→ **Objective**: Only lines holding the word "Give" should be copied from the material.

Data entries
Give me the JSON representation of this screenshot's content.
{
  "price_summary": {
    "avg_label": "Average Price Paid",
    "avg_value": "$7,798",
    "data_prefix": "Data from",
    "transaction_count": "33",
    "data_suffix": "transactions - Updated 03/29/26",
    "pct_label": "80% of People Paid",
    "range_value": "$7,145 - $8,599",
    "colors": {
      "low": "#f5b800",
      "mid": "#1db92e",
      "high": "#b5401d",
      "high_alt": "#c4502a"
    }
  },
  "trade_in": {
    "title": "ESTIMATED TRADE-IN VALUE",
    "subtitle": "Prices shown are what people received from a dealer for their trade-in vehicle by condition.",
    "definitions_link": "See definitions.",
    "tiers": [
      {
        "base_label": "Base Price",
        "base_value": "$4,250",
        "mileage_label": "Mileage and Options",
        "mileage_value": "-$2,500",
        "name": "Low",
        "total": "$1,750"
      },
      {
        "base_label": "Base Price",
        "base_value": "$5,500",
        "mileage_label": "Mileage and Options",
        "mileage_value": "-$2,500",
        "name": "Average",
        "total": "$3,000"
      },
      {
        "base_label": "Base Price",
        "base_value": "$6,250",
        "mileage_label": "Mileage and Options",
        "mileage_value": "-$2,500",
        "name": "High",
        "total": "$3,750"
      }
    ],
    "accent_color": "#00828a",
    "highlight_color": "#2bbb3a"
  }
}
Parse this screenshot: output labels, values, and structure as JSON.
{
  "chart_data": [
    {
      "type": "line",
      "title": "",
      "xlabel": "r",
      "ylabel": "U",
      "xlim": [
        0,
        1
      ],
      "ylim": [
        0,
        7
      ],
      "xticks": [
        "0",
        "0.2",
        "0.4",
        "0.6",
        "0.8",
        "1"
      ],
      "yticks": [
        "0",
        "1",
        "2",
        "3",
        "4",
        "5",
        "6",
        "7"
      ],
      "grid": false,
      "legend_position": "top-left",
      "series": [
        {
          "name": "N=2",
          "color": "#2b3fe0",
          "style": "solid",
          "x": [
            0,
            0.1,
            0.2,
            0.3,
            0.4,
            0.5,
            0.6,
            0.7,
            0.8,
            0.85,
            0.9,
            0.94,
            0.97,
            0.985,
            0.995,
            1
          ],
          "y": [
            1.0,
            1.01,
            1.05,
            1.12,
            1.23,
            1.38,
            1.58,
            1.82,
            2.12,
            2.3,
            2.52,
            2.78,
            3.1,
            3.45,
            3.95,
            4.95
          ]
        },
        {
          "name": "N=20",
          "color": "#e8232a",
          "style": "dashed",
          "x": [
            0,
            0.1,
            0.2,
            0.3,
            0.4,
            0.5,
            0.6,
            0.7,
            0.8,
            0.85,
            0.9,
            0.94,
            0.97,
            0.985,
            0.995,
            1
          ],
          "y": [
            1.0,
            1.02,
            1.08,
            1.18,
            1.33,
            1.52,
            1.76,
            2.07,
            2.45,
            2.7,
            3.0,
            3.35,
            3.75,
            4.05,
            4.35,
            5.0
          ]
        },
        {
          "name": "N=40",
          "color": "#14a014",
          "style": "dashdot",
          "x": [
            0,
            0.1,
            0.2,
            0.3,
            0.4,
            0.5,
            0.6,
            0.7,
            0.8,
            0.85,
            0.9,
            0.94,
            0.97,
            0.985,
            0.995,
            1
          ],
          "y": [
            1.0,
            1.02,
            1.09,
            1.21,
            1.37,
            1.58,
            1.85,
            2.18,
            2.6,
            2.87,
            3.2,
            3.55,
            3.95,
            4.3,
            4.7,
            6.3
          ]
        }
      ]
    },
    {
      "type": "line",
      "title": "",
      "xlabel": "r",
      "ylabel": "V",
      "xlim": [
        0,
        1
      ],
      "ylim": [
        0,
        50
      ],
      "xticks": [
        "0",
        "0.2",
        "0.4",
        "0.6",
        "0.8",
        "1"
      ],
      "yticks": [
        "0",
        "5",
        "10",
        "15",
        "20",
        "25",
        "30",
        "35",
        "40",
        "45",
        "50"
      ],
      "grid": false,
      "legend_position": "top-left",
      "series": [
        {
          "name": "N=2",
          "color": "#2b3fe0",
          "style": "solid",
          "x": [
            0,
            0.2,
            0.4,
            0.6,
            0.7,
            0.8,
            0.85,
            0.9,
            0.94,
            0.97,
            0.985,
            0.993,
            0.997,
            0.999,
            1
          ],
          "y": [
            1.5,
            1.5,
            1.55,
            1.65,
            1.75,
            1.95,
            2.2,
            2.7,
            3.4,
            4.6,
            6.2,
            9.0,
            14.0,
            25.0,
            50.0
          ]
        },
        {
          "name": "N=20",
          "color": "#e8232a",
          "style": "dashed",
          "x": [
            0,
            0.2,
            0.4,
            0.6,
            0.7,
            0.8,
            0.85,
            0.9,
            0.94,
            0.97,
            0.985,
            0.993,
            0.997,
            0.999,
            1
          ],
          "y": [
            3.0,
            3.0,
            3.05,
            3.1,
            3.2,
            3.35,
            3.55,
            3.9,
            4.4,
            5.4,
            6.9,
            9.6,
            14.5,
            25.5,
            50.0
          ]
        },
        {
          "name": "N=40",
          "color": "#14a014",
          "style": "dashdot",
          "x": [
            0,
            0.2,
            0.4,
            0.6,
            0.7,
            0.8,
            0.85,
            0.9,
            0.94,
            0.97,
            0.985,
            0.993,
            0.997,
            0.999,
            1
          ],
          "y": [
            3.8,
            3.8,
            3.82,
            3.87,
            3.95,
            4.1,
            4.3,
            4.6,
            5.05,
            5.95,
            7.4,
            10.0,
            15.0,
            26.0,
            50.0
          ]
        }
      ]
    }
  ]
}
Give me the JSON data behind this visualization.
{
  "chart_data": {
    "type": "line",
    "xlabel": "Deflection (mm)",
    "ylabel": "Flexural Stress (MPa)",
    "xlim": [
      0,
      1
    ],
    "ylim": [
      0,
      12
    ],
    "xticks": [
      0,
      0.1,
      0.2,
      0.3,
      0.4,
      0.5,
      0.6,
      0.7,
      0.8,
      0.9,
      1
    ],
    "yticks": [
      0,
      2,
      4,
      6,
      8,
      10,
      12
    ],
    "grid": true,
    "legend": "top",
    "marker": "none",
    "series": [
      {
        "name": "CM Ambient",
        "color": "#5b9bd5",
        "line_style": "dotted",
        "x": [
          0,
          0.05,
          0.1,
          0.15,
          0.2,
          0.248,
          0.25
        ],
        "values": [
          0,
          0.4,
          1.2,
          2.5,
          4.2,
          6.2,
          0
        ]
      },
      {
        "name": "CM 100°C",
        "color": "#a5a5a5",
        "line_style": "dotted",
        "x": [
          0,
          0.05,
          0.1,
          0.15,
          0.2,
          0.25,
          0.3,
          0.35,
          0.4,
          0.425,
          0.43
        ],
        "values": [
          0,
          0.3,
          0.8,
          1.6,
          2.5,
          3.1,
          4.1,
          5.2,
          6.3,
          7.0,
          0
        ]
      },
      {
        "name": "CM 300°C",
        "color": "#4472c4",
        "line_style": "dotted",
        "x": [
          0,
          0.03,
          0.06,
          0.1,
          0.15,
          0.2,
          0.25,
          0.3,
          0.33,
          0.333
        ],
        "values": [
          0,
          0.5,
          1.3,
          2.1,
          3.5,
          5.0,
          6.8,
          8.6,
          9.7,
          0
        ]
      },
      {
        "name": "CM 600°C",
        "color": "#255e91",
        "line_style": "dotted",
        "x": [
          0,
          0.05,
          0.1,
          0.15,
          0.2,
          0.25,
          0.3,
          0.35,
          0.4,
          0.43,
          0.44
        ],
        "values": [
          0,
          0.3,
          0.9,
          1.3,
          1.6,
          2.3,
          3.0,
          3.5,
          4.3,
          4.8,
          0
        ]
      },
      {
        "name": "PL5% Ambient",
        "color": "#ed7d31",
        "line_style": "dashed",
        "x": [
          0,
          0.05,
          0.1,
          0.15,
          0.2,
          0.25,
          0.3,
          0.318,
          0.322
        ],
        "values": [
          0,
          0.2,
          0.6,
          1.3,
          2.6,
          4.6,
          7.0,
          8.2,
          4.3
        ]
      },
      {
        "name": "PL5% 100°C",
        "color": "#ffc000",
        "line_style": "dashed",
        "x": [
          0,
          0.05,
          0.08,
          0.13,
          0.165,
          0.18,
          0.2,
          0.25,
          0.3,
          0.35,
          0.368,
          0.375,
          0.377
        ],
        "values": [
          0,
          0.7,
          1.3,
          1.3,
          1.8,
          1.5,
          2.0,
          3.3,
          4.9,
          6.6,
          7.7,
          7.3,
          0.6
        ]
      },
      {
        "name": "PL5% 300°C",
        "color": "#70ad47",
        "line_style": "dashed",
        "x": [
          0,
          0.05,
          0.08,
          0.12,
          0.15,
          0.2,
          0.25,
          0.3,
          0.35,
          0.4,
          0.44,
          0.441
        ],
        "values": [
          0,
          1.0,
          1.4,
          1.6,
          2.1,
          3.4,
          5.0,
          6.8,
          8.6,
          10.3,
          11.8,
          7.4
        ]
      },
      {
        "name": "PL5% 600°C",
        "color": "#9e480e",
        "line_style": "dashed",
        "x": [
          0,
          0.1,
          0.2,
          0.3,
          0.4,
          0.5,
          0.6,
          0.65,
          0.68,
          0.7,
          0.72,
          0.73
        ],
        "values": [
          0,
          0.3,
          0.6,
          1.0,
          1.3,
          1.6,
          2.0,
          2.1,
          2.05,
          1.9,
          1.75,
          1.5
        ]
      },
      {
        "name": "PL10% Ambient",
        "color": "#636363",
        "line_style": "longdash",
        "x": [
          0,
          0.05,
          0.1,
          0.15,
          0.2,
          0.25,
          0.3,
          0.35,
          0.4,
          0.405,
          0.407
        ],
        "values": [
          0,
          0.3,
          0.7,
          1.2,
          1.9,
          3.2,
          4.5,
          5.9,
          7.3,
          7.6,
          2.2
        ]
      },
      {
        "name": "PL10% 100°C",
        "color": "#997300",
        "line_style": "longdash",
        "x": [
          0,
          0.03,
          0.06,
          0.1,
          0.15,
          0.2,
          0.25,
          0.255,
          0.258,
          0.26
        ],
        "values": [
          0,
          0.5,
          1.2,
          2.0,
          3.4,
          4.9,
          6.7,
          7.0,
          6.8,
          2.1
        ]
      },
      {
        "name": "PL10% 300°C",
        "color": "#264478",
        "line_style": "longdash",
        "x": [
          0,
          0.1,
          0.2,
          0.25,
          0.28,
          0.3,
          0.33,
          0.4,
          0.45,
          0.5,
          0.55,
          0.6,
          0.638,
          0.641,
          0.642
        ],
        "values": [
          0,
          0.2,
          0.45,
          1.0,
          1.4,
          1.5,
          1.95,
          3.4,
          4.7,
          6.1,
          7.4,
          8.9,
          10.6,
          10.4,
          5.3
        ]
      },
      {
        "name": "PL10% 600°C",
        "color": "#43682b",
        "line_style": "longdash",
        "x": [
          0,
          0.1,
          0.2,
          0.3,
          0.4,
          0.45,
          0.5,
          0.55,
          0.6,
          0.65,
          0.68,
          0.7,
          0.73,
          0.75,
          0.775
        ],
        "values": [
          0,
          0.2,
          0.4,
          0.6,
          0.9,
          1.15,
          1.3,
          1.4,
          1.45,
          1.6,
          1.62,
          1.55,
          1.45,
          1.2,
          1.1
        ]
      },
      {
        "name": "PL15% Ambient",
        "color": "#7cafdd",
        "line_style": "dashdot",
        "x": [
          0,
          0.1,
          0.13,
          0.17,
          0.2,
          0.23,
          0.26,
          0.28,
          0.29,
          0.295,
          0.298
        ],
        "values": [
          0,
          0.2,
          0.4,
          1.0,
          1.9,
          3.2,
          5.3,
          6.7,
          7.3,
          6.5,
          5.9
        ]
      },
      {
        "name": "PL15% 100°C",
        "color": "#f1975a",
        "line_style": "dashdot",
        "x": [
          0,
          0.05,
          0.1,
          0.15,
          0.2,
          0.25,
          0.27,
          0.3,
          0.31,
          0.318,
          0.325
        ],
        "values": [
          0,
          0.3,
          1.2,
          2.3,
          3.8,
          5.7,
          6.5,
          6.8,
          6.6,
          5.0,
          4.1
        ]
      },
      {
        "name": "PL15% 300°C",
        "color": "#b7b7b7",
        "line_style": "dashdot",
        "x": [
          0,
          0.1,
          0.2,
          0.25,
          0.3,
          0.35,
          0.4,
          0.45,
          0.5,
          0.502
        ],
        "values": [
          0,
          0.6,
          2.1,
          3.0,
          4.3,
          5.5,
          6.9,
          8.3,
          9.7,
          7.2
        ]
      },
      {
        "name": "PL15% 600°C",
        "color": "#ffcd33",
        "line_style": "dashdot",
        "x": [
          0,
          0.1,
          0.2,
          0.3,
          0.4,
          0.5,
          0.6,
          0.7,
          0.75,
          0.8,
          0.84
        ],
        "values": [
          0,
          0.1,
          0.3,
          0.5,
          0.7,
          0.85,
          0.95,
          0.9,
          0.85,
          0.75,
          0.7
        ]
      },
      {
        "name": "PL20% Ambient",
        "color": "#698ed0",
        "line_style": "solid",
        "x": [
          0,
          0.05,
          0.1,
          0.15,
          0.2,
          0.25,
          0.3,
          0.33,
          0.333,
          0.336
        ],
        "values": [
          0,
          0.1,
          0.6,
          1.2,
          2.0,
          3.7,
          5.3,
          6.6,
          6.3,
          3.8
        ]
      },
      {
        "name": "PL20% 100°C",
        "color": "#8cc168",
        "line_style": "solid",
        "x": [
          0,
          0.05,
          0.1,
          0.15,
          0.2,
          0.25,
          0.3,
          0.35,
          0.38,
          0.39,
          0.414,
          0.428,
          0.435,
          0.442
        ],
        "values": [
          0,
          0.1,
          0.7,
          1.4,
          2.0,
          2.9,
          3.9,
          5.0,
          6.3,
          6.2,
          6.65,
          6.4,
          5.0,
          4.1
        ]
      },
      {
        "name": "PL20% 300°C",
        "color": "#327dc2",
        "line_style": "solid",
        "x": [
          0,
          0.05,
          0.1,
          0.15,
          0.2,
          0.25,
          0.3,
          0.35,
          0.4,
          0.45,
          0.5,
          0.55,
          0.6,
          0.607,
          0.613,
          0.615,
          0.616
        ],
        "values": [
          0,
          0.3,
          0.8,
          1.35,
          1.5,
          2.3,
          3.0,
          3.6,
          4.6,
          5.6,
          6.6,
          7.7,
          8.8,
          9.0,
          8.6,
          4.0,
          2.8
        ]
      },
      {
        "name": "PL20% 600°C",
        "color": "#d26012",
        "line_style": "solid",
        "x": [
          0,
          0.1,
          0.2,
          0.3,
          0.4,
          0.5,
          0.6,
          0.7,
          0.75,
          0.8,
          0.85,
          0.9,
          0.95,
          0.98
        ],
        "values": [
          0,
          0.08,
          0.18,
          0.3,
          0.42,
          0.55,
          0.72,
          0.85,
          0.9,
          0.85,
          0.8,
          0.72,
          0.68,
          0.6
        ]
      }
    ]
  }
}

→ **Exercise output**:
Give me the JSON representation of this screenshot's content.
Give me the JSON data behind this visualization.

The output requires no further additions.